### TASK BRIEF
Transcribe each of the records below exactly, excluding all pictures.

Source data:
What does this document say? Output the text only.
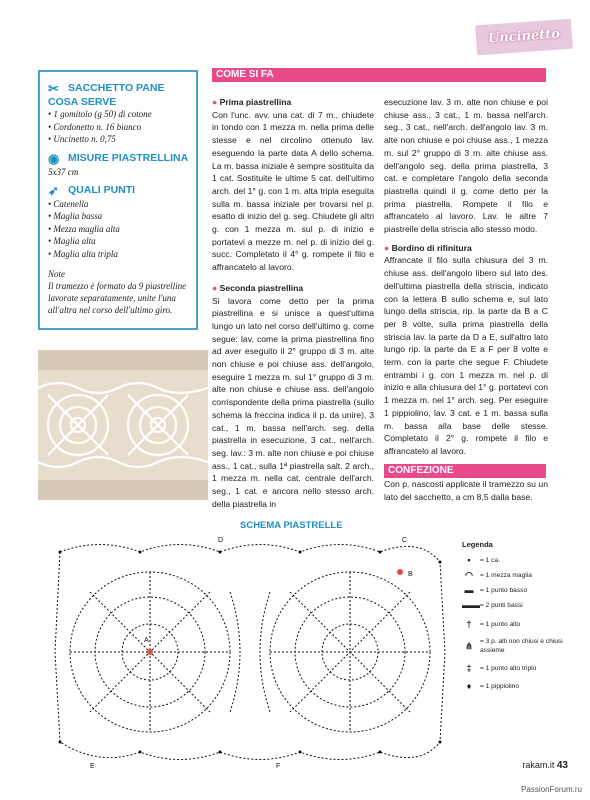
Uncinetto
✂ SACCHETTO PANE
COSA SERVE
• 1 gomitolo (g 50) di cotone
• Cordonetto n. 16 bianco
• Uncinetto n. 0,75
◉ MISURE PIASTRELLINA
5x37 cm
➶ QUALI PUNTI
• Catenella
• Maglia bassa
• Mezza maglia alta
• Maglia alta
• Maglia alta tripla
Note
Il tramezzo è formato da 9 piastrelline lavorate separatamente, unite l'una all'altra nel corso dell'ultimo giro.
COME SI FA

● Prima piastrellina

Con l'unc. avv. una cat. di 7 m., chiudete in tondo con 1 mezza m. nella prima delle stesse e nel circolino ottenuto lav. eseguendo la parte data A dello schema. La m. bassa iniziale è sempre sostituita da 1 cat. Sostituite le ultime 5 cat. dell'ultimo arch. del 1° g. con 1 m. alta tripla eseguita sulla m. bassa iniziale per trovarsi nel p. esatto di inizio del g. seg. Chiudete gli altri g. con 1 mezza m. sul p. di inizio e portatevi a mezze m. nel p. di inizio del g. succ. Completato il 4° g. rompete il filo e affrancatelo al lavoro.

● Seconda piastrellina

Si lavora come detto per la prima piastrellina e si unisce a quest'ultima lungo un lato nel corso dell'ultimo g. come segue: lav. come la prima piastrellina fino ad aver eseguito il 2° gruppo di 3 m. alte non chiuse e poi chiuse ass. dell'angolo, eseguire 1 mezza m. sul 1° gruppo di 3 m. alte non chiuse e chiuse ass. dell'angolo corrispondente della prima piastrella (sullo schema la freccina indica il p. da unire), 3 cat., 1 m. bassa nell'arch. seg. della piastrella in esecuzione, 3 cat., nell'arch. seg. lav.: 3 m. alte non chiuse e poi chiuse ass., 1 cat., sulla 1ª piastrella salt. 2 arch., 1 mezza m. nella cat. centrale dell'arch. seg., 1 cat. e ancora nello stesso arch. della piastrella in

esecuzione lav. 3 m. alte non chiuse e poi chiuse ass., 3 cat., 1 m. bassa nell'arch. seg., 3 cat., nell'arch. dell'angolo lav. 3 m. alte non chiuse e poi chiuse ass., 1 mezza m. sul 2° gruppo di 3 m. alte chiuse ass. dell'angolo seg. della prima piastrella, 3 cat. e completare l'angolo della seconda piastrella quindi il g. come detto per la prima piastrella. Rompete il filo e affrancatelo al lavoro. Lav. le altre 7 piastrelle della striscia allo stesso modo.

● Bordino di rifinitura

Affrancate il filo sulla chiusura del 3 m. chiuse ass. dell'angolo libero sul lato des. dell'ultima piastrella della striscia, indicato con la lettera B sullo schema e, sul lato lungo della striscia, rip. la parte da B a C per 8 volte, sulla prima piastrella della striscia lav. la parte da D a E, sull'altro lato lungo rip. la parte da E a F per 8 volte e term. con la parte che segue F. Chiudete entrambi i g. con 1 mezza m. nel p. di inizio e alla chiusura del 1° g. portatevi con 1 mezza m. nel 1° arch. seg. Per eseguire 1 pippiolino, lav. 3 cat. e 1 m. bassa sulla m. bassa alla base delle stesse. Completato il 2° g. rompete il filo e affrancatelo al lavoro.

CONFEZIONE
Con p. nascosti applicate il tramezzo su un lato del sacchetto, a cm 8,5 dalla base.
SCHEMA PIASTRELLE
D	C
A
B
E	F
Legenda
•	= 1 ca.
◠	= 1 mezza maglia
▬ = 1 punto basso
▬▬ = 2 punti bassi
†	= 1 punto alto
⋔	= 3 p. alti non chiusi e chiusi assieme
‡	= 1 punto alto triplo
♦	= 1 pippiolino
rakam.it 43
PassionForum.ru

### FINISHED TASK
What does this document say? Output the text only.
Uncinetto
✂ SACCHETTO PANE
COSA SERVE
• 1 gomitolo (g 50) di cotone
• Cordonetto n. 16 bianco
• Uncinetto n. 0,75
◉ MISURE PIASTRELLINA
5x37 cm
➶ QUALI PUNTI
• Catenella
• Maglia bassa
• Mezza maglia alta
• Maglia alta
• Maglia alta tripla
Note
Il tramezzo è formato da 9 piastrelline lavorate separatamente, unite l'una all'altra nel corso dell'ultimo giro.
COME SI FA

● Prima piastrellina

Con l'unc. avv. una cat. di 7 m., chiudete in tondo con 1 mezza m. nella prima delle stesse e nel circolino ottenuto lav. eseguendo la parte data A dello schema. La m. bassa iniziale è sempre sostituita da 1 cat. Sostituite le ultime 5 cat. dell'ultimo arch. del 1° g. con 1 m. alta tripla eseguita sulla m. bassa iniziale per trovarsi nel p. esatto di inizio del g. seg. Chiudete gli altri g. con 1 mezza m. sul p. di inizio e portatevi a mezze m. nel p. di inizio del g. succ. Completato il 4° g. rompete il filo e affrancatelo al lavoro.

● Seconda piastrellina

Si lavora come detto per la prima piastrellina e si unisce a quest'ultima lungo un lato nel corso dell'ultimo g. come segue: lav. come la prima piastrellina fino ad aver eseguito il 2° gruppo di 3 m. alte non chiuse e poi chiuse ass. dell'angolo, eseguire 1 mezza m. sul 1° gruppo di 3 m. alte non chiuse e chiuse ass. dell'angolo corrispondente della prima piastrella (sullo schema la freccina indica il p. da unire), 3 cat., 1 m. bassa nell'arch. seg. della piastrella in esecuzione, 3 cat., nell'arch. seg. lav.: 3 m. alte non chiuse e poi chiuse ass., 1 cat., sulla 1ª piastrella salt. 2 arch., 1 mezza m. nella cat. centrale dell'arch. seg., 1 cat. e ancora nello stesso arch. della piastrella in

esecuzione lav. 3 m. alte non chiuse e poi chiuse ass., 3 cat., 1 m. bassa nell'arch. seg., 3 cat., nell'arch. dell'angolo lav. 3 m. alte non chiuse e poi chiuse ass., 1 mezza m. sul 2° gruppo di 3 m. alte chiuse ass. dell'angolo seg. della prima piastrella, 3 cat. e completare l'angolo della seconda piastrella quindi il g. come detto per la prima piastrella. Rompete il filo e affrancatelo al lavoro. Lav. le altre 7 piastrelle della striscia allo stesso modo.

● Bordino di rifinitura

Affrancate il filo sulla chiusura del 3 m. chiuse ass. dell'angolo libero sul lato des. dell'ultima piastrella della striscia, indicato con la lettera B sullo schema e, sul lato lungo della striscia, rip. la parte da B a C per 8 volte, sulla prima piastrella della striscia lav. la parte da D a E, sull'altro lato lungo rip. la parte da E a F per 8 volte e term. con la parte che segue F. Chiudete entrambi i g. con 1 mezza m. nel p. di inizio e alla chiusura del 1° g. portatevi con 1 mezza m. nel 1° arch. seg. Per eseguire 1 pippiolino, lav. 3 cat. e 1 m. bassa sulla m. bassa alla base delle stesse. Completato il 2° g. rompete il filo e affrancatelo al lavoro.

CONFEZIONE
Con p. nascosti applicate il tramezzo su un lato del sacchetto, a cm 8,5 dalla base.
SCHEMA PIASTRELLE
D	C
A
B
E	F
Legenda
•	= 1 ca.
◠	= 1 mezza maglia
▬ = 1 punto basso
▬▬ = 2 punti bassi
†	= 1 punto alto
⋔	= 3 p. alti non chiusi e chiusi assieme
‡	= 1 punto alto triplo
♦	= 1 pippiolino
rakam.it 43
PassionForum.ru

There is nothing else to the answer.